─── ENTRIES SUPPLIED

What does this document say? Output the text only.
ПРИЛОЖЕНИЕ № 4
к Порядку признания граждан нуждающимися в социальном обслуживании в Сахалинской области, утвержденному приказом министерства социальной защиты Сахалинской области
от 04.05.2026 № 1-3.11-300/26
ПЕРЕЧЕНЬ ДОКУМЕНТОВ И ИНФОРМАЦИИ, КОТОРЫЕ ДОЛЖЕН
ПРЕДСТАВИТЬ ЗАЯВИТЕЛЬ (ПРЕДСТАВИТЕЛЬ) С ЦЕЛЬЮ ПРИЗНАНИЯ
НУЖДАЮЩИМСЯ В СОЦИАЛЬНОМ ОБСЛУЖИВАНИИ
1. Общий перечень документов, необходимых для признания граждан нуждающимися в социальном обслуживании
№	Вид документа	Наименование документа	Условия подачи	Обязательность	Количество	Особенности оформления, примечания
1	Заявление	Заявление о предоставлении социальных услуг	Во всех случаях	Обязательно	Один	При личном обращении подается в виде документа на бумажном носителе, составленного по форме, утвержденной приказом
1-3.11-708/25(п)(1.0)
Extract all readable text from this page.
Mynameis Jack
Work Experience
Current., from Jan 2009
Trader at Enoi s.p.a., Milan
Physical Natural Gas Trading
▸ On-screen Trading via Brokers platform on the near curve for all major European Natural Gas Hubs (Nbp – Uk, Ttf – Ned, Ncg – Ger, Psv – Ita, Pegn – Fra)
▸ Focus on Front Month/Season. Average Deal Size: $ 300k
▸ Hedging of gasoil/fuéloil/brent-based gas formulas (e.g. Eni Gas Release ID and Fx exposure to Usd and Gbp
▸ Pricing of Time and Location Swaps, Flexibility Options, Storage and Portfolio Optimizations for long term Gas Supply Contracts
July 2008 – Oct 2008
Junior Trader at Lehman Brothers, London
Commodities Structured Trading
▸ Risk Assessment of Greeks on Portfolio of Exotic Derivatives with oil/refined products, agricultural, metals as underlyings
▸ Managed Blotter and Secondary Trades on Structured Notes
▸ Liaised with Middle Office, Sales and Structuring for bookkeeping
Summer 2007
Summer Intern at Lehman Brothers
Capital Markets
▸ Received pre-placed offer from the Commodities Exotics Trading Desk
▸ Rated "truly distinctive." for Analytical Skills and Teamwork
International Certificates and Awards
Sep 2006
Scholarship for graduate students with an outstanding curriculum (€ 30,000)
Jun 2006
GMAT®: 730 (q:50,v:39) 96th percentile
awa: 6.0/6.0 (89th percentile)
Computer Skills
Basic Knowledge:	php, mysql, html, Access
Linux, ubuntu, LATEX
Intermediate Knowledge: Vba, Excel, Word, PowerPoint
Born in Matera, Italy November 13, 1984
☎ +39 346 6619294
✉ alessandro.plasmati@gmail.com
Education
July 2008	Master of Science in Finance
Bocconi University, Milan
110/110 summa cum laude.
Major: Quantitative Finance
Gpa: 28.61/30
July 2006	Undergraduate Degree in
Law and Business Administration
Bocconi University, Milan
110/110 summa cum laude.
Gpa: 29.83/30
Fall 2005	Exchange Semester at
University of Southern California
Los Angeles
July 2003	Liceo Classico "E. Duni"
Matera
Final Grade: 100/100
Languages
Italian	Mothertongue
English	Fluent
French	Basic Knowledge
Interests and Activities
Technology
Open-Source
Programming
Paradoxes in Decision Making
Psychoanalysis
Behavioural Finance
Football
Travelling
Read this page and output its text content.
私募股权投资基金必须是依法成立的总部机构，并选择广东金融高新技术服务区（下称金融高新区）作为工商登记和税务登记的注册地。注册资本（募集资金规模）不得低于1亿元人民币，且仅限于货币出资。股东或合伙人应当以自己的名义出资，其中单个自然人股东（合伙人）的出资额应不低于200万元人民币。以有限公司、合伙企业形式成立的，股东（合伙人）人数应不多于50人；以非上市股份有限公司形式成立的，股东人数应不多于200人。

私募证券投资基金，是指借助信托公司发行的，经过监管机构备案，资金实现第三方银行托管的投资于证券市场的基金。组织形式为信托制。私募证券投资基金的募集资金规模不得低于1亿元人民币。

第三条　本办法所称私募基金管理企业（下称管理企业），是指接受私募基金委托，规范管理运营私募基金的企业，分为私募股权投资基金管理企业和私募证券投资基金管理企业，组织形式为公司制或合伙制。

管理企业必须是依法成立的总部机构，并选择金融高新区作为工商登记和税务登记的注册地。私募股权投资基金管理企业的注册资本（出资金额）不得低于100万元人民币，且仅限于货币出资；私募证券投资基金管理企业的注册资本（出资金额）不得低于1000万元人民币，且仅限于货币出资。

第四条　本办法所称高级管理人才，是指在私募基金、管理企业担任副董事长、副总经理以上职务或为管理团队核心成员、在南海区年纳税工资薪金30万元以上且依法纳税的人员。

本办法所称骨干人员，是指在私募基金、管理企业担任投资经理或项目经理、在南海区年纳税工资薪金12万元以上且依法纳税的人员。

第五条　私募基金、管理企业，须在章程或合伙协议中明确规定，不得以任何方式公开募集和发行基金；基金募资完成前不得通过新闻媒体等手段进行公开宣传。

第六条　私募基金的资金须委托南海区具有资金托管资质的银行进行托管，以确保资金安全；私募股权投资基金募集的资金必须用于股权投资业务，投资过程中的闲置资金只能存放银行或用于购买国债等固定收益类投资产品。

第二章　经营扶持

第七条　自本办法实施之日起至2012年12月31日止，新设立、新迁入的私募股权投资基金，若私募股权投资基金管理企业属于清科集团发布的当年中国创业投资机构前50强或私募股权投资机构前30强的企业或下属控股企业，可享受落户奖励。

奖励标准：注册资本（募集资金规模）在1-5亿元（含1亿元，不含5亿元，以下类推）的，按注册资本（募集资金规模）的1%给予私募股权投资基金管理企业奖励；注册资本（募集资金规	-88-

──────

**WHAT THE EXERCISE ASKS**
Write only the number of lines in the data above that include "Trader".

**RIGHT ANSWER**
2